● **Instruction**
Go through the records and copy each line where the word "Repair" occurs.

[Start of Provided data]

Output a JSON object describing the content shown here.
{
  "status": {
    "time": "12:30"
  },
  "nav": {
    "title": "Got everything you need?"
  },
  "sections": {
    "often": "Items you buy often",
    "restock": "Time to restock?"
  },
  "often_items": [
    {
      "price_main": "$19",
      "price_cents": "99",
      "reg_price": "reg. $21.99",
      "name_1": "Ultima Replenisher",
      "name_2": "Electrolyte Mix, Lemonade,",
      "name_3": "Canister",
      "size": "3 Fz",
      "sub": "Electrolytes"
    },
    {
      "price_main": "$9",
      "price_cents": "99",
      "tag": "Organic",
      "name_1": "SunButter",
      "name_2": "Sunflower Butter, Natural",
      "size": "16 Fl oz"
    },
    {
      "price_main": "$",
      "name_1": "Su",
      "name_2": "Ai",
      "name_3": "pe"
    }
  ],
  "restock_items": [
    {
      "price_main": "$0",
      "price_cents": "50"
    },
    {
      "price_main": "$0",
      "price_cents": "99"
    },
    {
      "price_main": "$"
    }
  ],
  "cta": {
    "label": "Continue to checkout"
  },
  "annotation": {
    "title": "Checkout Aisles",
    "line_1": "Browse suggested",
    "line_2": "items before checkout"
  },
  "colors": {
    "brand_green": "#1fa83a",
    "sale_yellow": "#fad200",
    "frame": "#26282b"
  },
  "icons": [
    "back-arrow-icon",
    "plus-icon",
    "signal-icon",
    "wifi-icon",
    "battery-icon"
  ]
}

[End of Provided data]
[Start of Provided data]

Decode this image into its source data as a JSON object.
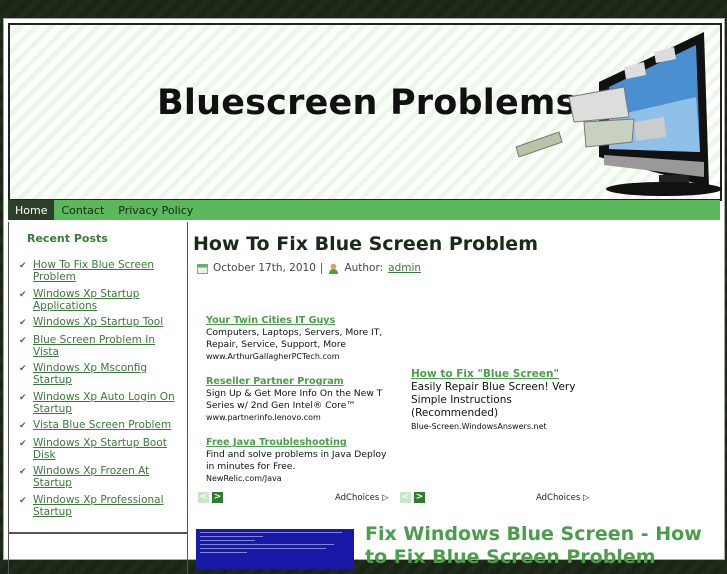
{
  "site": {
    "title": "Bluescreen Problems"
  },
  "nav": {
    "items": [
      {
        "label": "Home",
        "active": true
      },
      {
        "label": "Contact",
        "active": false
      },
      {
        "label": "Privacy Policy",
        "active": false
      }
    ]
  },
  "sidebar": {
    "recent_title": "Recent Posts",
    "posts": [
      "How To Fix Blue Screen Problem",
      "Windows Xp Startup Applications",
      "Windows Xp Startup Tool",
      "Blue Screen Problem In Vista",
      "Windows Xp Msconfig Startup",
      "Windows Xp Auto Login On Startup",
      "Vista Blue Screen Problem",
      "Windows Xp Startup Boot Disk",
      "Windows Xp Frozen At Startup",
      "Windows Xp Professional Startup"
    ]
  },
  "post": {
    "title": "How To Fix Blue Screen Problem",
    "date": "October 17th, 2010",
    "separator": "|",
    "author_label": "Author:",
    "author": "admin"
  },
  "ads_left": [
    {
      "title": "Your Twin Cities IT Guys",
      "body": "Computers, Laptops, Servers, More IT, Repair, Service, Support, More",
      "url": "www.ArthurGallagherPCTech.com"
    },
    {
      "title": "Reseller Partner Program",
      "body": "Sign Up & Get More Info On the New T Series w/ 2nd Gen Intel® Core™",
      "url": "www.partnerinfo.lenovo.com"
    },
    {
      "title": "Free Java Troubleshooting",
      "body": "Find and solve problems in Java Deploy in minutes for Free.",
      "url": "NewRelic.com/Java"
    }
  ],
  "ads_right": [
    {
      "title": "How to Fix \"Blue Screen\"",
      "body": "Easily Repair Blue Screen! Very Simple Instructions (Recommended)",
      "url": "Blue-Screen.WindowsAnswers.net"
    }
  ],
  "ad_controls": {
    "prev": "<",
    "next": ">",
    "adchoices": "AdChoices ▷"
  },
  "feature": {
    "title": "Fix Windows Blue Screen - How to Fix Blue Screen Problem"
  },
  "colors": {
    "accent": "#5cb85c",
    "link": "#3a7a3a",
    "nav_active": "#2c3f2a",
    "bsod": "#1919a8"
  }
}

[End of Provided data]

● **Exercise result**
      "body": "Computers, Laptops, Servers, More IT, Repair, Service, Support, More",
      "body": "Easily Repair Blue Screen! Very Simple Instructions (Recommended)",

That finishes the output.